Stated goal: Print the listing below in its entirety, character for character.

(begin)

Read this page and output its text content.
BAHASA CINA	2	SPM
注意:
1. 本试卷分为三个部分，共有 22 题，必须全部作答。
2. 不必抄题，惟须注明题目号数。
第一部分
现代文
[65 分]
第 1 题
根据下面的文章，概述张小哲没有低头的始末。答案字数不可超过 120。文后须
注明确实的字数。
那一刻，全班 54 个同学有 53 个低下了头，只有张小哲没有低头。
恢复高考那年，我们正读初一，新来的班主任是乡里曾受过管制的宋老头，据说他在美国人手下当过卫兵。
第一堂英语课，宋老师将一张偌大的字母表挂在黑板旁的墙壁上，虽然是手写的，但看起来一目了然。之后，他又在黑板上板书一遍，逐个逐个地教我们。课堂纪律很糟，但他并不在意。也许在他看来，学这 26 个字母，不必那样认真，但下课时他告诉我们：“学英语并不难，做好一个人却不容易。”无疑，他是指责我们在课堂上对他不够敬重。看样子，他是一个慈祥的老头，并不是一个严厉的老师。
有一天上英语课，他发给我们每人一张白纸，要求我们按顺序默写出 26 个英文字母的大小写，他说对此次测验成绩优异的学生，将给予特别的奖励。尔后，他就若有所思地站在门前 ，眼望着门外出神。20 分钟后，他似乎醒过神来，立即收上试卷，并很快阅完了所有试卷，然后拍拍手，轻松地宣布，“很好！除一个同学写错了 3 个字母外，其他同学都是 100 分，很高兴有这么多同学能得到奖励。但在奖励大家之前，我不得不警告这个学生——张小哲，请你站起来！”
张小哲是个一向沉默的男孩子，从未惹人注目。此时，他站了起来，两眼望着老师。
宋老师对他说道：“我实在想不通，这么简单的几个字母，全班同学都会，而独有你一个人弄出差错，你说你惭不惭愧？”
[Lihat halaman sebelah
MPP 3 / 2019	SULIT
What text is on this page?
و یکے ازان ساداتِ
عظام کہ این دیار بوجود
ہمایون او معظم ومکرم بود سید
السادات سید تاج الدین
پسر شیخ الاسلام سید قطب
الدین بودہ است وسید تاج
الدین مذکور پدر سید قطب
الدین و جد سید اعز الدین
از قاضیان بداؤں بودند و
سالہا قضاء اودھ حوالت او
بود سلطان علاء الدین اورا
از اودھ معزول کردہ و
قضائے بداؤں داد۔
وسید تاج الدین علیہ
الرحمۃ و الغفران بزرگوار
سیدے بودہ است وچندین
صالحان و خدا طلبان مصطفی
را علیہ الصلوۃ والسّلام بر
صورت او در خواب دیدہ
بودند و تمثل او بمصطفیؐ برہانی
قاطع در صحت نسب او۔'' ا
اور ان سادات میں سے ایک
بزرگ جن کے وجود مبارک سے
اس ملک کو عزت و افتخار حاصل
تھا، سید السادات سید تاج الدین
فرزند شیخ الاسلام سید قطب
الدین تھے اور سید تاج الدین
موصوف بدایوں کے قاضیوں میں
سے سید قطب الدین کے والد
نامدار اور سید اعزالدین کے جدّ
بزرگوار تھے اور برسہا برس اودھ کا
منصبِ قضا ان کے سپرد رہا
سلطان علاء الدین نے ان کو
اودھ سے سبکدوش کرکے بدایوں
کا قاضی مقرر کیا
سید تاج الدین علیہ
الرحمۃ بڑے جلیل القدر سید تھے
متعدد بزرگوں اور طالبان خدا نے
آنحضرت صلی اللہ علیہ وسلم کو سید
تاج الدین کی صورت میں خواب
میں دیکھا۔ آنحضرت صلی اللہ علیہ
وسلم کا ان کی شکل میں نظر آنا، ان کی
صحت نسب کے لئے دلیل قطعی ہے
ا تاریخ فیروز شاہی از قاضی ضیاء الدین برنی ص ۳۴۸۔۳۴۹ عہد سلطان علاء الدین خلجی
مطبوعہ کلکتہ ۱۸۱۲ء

(end)

Response:
Read this page and output its text content.
BAHASA CINA	2	SPM
注意:
1. 本试卷分为三个部分，共有 22 题，必须全部作答。
2. 不必抄题，惟须注明题目号数。
第一部分
现代文
[65 分]
第 1 题
根据下面的文章，概述张小哲没有低头的始末。答案字数不可超过 120。文后须
注明确实的字数。
那一刻，全班 54 个同学有 53 个低下了头，只有张小哲没有低头。
恢复高考那年，我们正读初一，新来的班主任是乡里曾受过管制的宋老头，据说他在美国人手下当过卫兵。
第一堂英语课，宋老师将一张偌大的字母表挂在黑板旁的墙壁上，虽然是手写的，但看起来一目了然。之后，他又在黑板上板书一遍，逐个逐个地教我们。课堂纪律很糟，但他并不在意。也许在他看来，学这 26 个字母，不必那样认真，但下课时他告诉我们：“学英语并不难，做好一个人却不容易。”无疑，他是指责我们在课堂上对他不够敬重。看样子，他是一个慈祥的老头，并不是一个严厉的老师。
有一天上英语课，他发给我们每人一张白纸，要求我们按顺序默写出 26 个英文字母的大小写，他说对此次测验成绩优异的学生，将给予特别的奖励。尔后，他就若有所思地站在门前 ，眼望着门外出神。20 分钟后，他似乎醒过神来，立即收上试卷，并很快阅完了所有试卷，然后拍拍手，轻松地宣布，“很好！除一个同学写错了 3 个字母外，其他同学都是 100 分，很高兴有这么多同学能得到奖励。但在奖励大家之前，我不得不警告这个学生——张小哲，请你站起来！”
张小哲是个一向沉默的男孩子，从未惹人注目。此时，他站了起来，两眼望着老师。
宋老师对他说道：“我实在想不通，这么简单的几个字母，全班同学都会，而独有你一个人弄出差错，你说你惭不惭愧？”
[Lihat halaman sebelah
MPP 3 / 2019	SULIT
What text is on this page?
و یکے ازان ساداتِ
عظام کہ این دیار بوجود
ہمایون او معظم ومکرم بود سید
السادات سید تاج الدین
پسر شیخ الاسلام سید قطب
الدین بودہ است وسید تاج
الدین مذکور پدر سید قطب
الدین و جد سید اعز الدین
از قاضیان بداؤں بودند و
سالہا قضاء اودھ حوالت او
بود سلطان علاء الدین اورا
از اودھ معزول کردہ و
قضائے بداؤں داد۔
وسید تاج الدین علیہ
الرحمۃ و الغفران بزرگوار
سیدے بودہ است وچندین
صالحان و خدا طلبان مصطفی
را علیہ الصلوۃ والسّلام بر
صورت او در خواب دیدہ
بودند و تمثل او بمصطفیؐ برہانی
قاطع در صحت نسب او۔'' ا
اور ان سادات میں سے ایک
بزرگ جن کے وجود مبارک سے
اس ملک کو عزت و افتخار حاصل
تھا، سید السادات سید تاج الدین
فرزند شیخ الاسلام سید قطب
الدین تھے اور سید تاج الدین
موصوف بدایوں کے قاضیوں میں
سے سید قطب الدین کے والد
نامدار اور سید اعزالدین کے جدّ
بزرگوار تھے اور برسہا برس اودھ کا
منصبِ قضا ان کے سپرد رہا
سلطان علاء الدین نے ان کو
اودھ سے سبکدوش کرکے بدایوں
کا قاضی مقرر کیا
سید تاج الدین علیہ
الرحمۃ بڑے جلیل القدر سید تھے
متعدد بزرگوں اور طالبان خدا نے
آنحضرت صلی اللہ علیہ وسلم کو سید
تاج الدین کی صورت میں خواب
میں دیکھا۔ آنحضرت صلی اللہ علیہ
وسلم کا ان کی شکل میں نظر آنا، ان کی
صحت نسب کے لئے دلیل قطعی ہے
ا تاریخ فیروز شاہی از قاضی ضیاء الدین برنی ص ۳۴۸۔۳۴۹ عہد سلطان علاء الدین خلجی
مطبوعہ کلکتہ ۱۸۱۲ء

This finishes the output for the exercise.